> [Problems to solve]
1) In the passage on choosing tables to replicate, what limits defined a "small" table?
2) Using the passage on choosing tables to replicate, explain why a larger table takes longer to synchronize.

> [Text shown]
________________________________________

Choosing tables to replicate

The next step in the process is to build a list of tables you’d like to replicate. You will want to add tables one at a time, watching each table until all of them are fully replicated. Later in this post we will show you how to monitor replication for all the tables.

Generally, the tables will fall into three based on their disk size and the number of tuples stored in the database.

  1. Small enough to synchronize in a few minutes: These can be replicated by just adding them to the publication and refreshing the subscription
  2. Large, append-only tables: These can be synchronize by first replicating only future changes, and then separately backfilling old data from a backup or snapshot
  3. Large, frequently updated tables: These are the hardest to synchronize, and will require some extra care

For us, "small" was any table using less than 50 GB of storage and 10 million tuples.

Anything over those thresholds we considered "large".

âť“

What is a tuple?

Each insert or update to a Postgres table is stored as a "tuple". If a table has 3 inserts followed by 2 updates, the table would have 5 tuples. Tuples are used by Postgres’ concurrency mechanism (more in the docs). Postgres’ VACUUM procedure cleans up old tuples that are no longer needed.

When we replicate a table, we replicate all of the tuples that make up the tables contents - inserts and updates. A table with a few rows but many tuples that haven’t been cleaned up will take longer to replicate than a similar table with fewer tuples.

The following query can help determine the size of a database table in terms of disk space and tuple counts:

SELECT
relname AS tablename,
n_live_tup + n_dead_tup + n_mod_since_analyze as total_tuple_count,
pg_size_pretty(pg_total_relation_size(quote_ident(relname))) AS simple_size,
pg_relation_size(quote_ident(relname)) as size_in_bytes
FROM pg_stat_user_tables;

One way to prepare your source database for replication is to VACUUM your tables, which should help the source database reduce the number of tuples it needs to copy to the target database. This can help reduce the amount of time it takes to replicate a table.

Before using VACUUM, consult the Postgres docs.

🤔

Why does table size matter?

The time it takes to synchronize a table is directly correlated to its size on disk and the number of tuples it contains. The larger the table, the longer it takes to replicate. This is because Postgres needs to copy the entire table over to the new database, and then apply any changes that happen after the initial copy.

________________________________________

> [Dataset excerpt]
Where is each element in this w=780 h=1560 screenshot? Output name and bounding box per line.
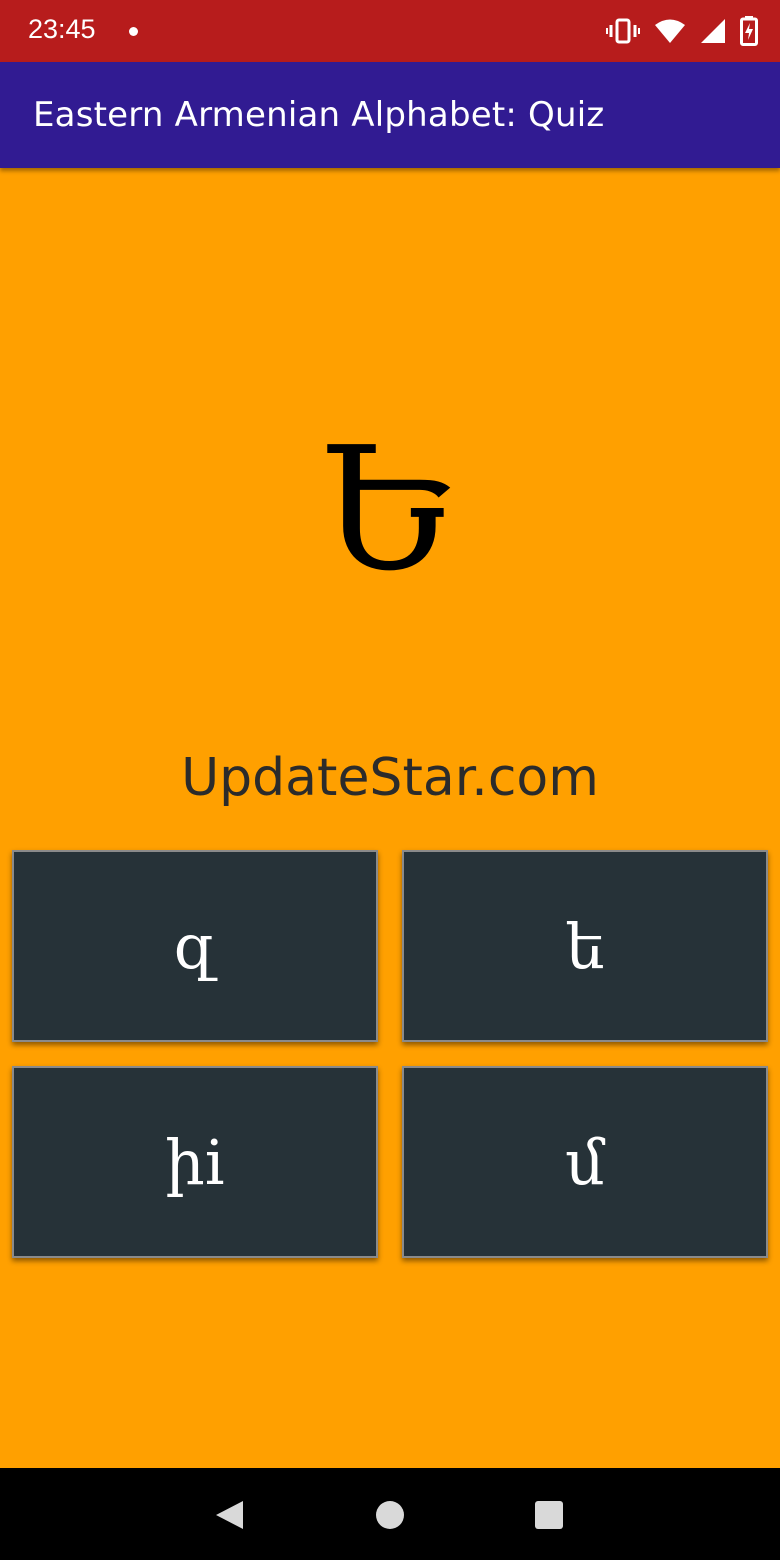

________________________________________

> [Task-by-task answers]
1) A small table used less than 50 GB of storage and 10 million tuples.

2) Postgres has to copy the entire table over to the new database and then apply any changes made after that initial copy. Synchronization time therefore grows with the table's size on disk and its number of tuples.